* **Task to carry out**
Can you output the material exactly as written, minus any pictures it holds?

— start —

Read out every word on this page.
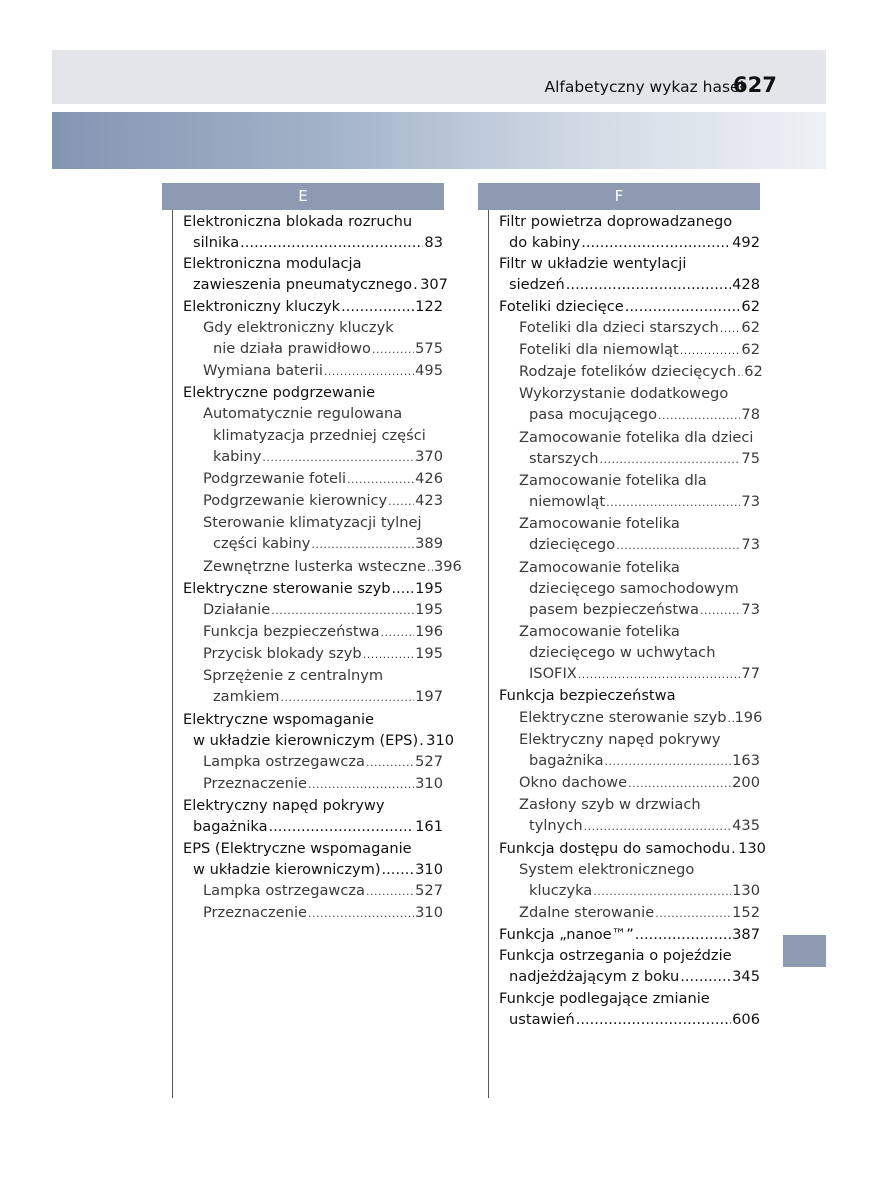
Alfabetyczny wykaz haseł
627
E	F
Elektroniczna blokada rozruchu
silnika .....	83
Elektroniczna modulacja
zawieszenia pneumatycznego ..... 307
Elektroniczny kluczyk .....	122
Gdy elektroniczny kluczyk
nie działa prawidłowo .....	575
Wymiana baterii .....	495
Elektryczne podgrzewanie
Automatycznie regulowana
klimatyzacja przedniej części
kabiny .....	370
Podgrzewanie foteli .....	426
Podgrzewanie kierownicy ..... 423
Sterowanie klimatyzacji tylnej
części kabiny .....	389
Zewnętrzne lusterka wsteczne ..... 396
Elektryczne sterowanie szyb ..... 195
Działanie .....	195
Funkcja bezpieczeństwa ..... 196
Przycisk blokady szyb .....	195
Sprzężenie z centralnym
zamkiem .....	197
Elektryczne wspomaganie
w układzie kierowniczym (EPS) ..... 310
Lampka ostrzegawcza .....	527
Przeznaczenie .....	310
Elektryczny napęd pokrywy
bagażnika .....	161
EPS (Elektryczne wspomaganie
w układzie kierowniczym) ..... 310
Lampka ostrzegawcza .....	527
Przeznaczenie .....	310
Filtr powietrza doprowadzanego
do kabiny .....	492
Filtr w układzie wentylacji
siedzeń .....	428
Foteliki dziecięce .....	62
Foteliki dla dzieci starszych ..... 62
Foteliki dla niemowląt .....	62
Rodzaje fotelików dziecięcych ..... 62
Wykorzystanie dodatkowego
pasa mocującego .....	78
Zamocowanie fotelika dla dzieci
starszych .....	75
Zamocowanie fotelika dla
niemowląt .....	73
Zamocowanie fotelika
dziecięcego .....	73
Zamocowanie fotelika
dziecięcego samochodowym
pasem bezpieczeństwa .....	73
Zamocowanie fotelika
dziecięcego w uchwytach
ISOFIX .....	77
Funkcja bezpieczeństwa
Elektryczne sterowanie szyb ..... 196
Elektryczny napęd pokrywy
bagażnika .....	163
Okno dachowe .....	200
Zasłony szyb w drzwiach
tylnych .....	435
Funkcja dostępu do samochodu ..... 130
System elektronicznego
kluczyka .....	130
Zdalne sterowanie .....	152
Funkcja „nanoe™” .....	387
Funkcja ostrzegania o pojeździe
nadjeżdżającym z boku .....	345
Funkcje podlegające zmianie
ustawień .....	606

— end —

* **Answer to this task**
Read out every word on this page.
Alfabetyczny wykaz haseł
627
E	F
Elektroniczna blokada rozruchu
silnika .....	83
Elektroniczna modulacja
zawieszenia pneumatycznego ..... 307
Elektroniczny kluczyk .....	122
Gdy elektroniczny kluczyk
nie działa prawidłowo .....	575
Wymiana baterii .....	495
Elektryczne podgrzewanie
Automatycznie regulowana
klimatyzacja przedniej części
kabiny .....	370
Podgrzewanie foteli .....	426
Podgrzewanie kierownicy ..... 423
Sterowanie klimatyzacji tylnej
części kabiny .....	389
Zewnętrzne lusterka wsteczne ..... 396
Elektryczne sterowanie szyb ..... 195
Działanie .....	195
Funkcja bezpieczeństwa ..... 196
Przycisk blokady szyb .....	195
Sprzężenie z centralnym
zamkiem .....	197
Elektryczne wspomaganie
w układzie kierowniczym (EPS) ..... 310
Lampka ostrzegawcza .....	527
Przeznaczenie .....	310
Elektryczny napęd pokrywy
bagażnika .....	161
EPS (Elektryczne wspomaganie
w układzie kierowniczym) ..... 310
Lampka ostrzegawcza .....	527
Przeznaczenie .....	310
Filtr powietrza doprowadzanego
do kabiny .....	492
Filtr w układzie wentylacji
siedzeń .....	428
Foteliki dziecięce .....	62
Foteliki dla dzieci starszych ..... 62
Foteliki dla niemowląt .....	62
Rodzaje fotelików dziecięcych ..... 62
Wykorzystanie dodatkowego
pasa mocującego .....	78
Zamocowanie fotelika dla dzieci
starszych .....	75
Zamocowanie fotelika dla
niemowląt .....	73
Zamocowanie fotelika
dziecięcego .....	73
Zamocowanie fotelika
dziecięcego samochodowym
pasem bezpieczeństwa .....	73
Zamocowanie fotelika
dziecięcego w uchwytach
ISOFIX .....	77
Funkcja bezpieczeństwa
Elektryczne sterowanie szyb ..... 196
Elektryczny napęd pokrywy
bagażnika .....	163
Okno dachowe .....	200
Zasłony szyb w drzwiach
tylnych .....	435
Funkcja dostępu do samochodu ..... 130
System elektronicznego
kluczyka .....	130
Zdalne sterowanie .....	152
Funkcja „nanoe™” .....	387
Funkcja ostrzegania o pojeździe
nadjeżdżającym z boku .....	345
Funkcje podlegające zmianie
ustawień .....	606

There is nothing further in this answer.